begin Records shown

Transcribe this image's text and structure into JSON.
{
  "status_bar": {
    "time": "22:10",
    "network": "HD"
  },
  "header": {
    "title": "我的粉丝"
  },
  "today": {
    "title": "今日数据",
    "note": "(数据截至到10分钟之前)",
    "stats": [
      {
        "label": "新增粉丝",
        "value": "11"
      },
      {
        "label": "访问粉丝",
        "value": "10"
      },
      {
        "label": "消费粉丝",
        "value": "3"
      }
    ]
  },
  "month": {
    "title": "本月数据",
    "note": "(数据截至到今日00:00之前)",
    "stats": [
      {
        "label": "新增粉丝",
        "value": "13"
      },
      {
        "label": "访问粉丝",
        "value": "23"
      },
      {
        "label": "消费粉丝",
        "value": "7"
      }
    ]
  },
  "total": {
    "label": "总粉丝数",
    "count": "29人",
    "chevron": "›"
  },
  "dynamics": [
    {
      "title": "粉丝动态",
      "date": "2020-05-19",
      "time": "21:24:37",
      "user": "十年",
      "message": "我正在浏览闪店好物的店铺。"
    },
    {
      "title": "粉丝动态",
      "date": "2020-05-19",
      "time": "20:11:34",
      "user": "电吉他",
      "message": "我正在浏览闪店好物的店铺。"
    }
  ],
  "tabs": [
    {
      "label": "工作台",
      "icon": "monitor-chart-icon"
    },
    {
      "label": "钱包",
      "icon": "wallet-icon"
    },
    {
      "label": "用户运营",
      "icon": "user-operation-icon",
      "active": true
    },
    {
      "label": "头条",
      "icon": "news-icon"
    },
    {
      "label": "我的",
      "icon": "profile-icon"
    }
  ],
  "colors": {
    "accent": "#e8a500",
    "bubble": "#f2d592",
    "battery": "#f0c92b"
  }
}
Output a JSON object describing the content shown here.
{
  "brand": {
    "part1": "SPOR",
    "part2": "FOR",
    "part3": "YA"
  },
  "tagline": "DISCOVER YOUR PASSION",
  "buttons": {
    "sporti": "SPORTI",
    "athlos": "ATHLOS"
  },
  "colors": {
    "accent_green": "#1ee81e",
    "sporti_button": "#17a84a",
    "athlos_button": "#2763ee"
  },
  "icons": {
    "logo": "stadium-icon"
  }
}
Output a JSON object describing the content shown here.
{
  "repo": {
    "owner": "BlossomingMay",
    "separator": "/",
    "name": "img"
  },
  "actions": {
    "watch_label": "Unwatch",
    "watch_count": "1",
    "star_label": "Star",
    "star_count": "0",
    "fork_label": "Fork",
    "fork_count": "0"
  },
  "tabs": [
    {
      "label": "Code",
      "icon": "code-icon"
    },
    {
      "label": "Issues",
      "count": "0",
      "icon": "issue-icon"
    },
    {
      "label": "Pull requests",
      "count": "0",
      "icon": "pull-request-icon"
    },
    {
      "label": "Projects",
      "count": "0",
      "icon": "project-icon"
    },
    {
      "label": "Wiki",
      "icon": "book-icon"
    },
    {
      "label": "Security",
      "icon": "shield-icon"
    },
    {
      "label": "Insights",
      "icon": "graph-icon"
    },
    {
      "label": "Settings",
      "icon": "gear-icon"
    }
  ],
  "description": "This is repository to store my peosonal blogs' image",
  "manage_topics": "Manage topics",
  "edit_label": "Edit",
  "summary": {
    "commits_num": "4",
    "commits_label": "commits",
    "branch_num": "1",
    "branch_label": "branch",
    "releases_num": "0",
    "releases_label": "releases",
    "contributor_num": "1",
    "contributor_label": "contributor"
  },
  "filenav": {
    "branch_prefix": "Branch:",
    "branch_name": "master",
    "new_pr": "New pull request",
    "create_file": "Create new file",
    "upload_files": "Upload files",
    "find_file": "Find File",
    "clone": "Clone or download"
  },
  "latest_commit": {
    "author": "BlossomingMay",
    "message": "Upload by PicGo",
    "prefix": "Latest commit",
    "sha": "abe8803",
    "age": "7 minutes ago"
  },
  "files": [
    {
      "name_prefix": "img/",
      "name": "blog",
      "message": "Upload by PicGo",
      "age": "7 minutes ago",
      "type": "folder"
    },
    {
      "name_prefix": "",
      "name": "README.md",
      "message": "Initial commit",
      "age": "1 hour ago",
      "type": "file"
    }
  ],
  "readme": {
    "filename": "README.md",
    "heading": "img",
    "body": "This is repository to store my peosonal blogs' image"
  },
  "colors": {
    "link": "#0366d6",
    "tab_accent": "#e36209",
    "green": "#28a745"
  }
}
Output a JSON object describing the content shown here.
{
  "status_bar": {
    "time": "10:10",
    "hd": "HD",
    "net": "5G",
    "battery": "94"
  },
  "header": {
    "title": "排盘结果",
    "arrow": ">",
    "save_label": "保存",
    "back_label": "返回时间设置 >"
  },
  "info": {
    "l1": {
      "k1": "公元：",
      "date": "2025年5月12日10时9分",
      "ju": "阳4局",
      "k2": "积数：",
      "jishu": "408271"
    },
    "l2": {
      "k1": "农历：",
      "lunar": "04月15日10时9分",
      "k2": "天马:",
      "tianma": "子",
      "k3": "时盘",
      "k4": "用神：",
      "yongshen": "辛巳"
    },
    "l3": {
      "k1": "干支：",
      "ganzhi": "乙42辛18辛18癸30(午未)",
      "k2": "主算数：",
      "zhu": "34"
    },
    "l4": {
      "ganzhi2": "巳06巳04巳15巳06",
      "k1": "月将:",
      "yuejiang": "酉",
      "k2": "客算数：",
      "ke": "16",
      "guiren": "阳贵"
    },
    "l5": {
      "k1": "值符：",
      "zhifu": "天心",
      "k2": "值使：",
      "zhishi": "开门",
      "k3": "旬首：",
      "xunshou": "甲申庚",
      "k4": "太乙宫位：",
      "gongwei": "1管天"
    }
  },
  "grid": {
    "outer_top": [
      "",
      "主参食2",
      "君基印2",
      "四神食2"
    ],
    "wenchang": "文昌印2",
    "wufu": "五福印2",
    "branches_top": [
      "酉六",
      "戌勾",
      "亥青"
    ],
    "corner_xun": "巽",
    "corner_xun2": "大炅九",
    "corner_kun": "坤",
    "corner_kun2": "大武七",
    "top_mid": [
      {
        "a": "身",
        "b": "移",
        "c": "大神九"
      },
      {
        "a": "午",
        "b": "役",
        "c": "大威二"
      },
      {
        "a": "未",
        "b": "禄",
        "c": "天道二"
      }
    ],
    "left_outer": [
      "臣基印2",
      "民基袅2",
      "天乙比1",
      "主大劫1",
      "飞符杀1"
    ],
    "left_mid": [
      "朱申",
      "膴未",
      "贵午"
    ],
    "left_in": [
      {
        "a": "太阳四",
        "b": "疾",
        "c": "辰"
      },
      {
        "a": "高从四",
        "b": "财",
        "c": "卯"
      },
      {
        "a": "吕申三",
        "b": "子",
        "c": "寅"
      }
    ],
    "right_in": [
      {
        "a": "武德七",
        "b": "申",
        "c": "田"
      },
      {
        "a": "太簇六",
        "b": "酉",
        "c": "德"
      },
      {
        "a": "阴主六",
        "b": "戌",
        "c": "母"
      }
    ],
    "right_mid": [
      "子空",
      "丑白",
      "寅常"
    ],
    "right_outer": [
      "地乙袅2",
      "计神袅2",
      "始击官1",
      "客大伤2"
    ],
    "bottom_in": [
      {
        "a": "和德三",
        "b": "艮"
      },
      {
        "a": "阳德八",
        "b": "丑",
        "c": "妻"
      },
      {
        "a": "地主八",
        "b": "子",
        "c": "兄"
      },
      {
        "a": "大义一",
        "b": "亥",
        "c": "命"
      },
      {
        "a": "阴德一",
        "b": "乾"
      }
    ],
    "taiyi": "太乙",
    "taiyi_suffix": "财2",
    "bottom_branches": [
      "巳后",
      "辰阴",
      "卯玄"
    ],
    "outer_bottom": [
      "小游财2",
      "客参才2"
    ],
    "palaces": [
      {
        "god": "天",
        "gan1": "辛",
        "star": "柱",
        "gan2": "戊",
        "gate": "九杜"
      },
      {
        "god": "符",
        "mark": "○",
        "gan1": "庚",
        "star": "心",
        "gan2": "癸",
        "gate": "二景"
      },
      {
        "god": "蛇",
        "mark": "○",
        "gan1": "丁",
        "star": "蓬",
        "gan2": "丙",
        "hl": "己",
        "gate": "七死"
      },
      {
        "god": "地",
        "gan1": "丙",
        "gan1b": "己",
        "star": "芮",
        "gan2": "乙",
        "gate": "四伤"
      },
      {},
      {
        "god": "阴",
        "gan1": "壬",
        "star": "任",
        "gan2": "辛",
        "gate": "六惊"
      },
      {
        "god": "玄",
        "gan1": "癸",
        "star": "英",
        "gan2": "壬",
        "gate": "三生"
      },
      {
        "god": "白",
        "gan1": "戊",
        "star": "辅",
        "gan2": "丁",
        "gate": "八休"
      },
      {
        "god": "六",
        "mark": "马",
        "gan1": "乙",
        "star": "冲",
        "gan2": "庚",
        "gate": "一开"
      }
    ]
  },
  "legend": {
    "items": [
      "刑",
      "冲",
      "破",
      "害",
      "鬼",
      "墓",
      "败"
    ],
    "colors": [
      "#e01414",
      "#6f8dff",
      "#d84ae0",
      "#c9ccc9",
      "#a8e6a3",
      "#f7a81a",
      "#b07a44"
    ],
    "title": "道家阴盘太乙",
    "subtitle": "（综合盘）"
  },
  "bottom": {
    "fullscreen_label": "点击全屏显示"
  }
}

end Records shown

_Prompt_. Find the word "PicGo" in the entries, and copy every line it shows up in.

_Reply_.
    "message": "Upload by PicGo",
      "message": "Upload by PicGo",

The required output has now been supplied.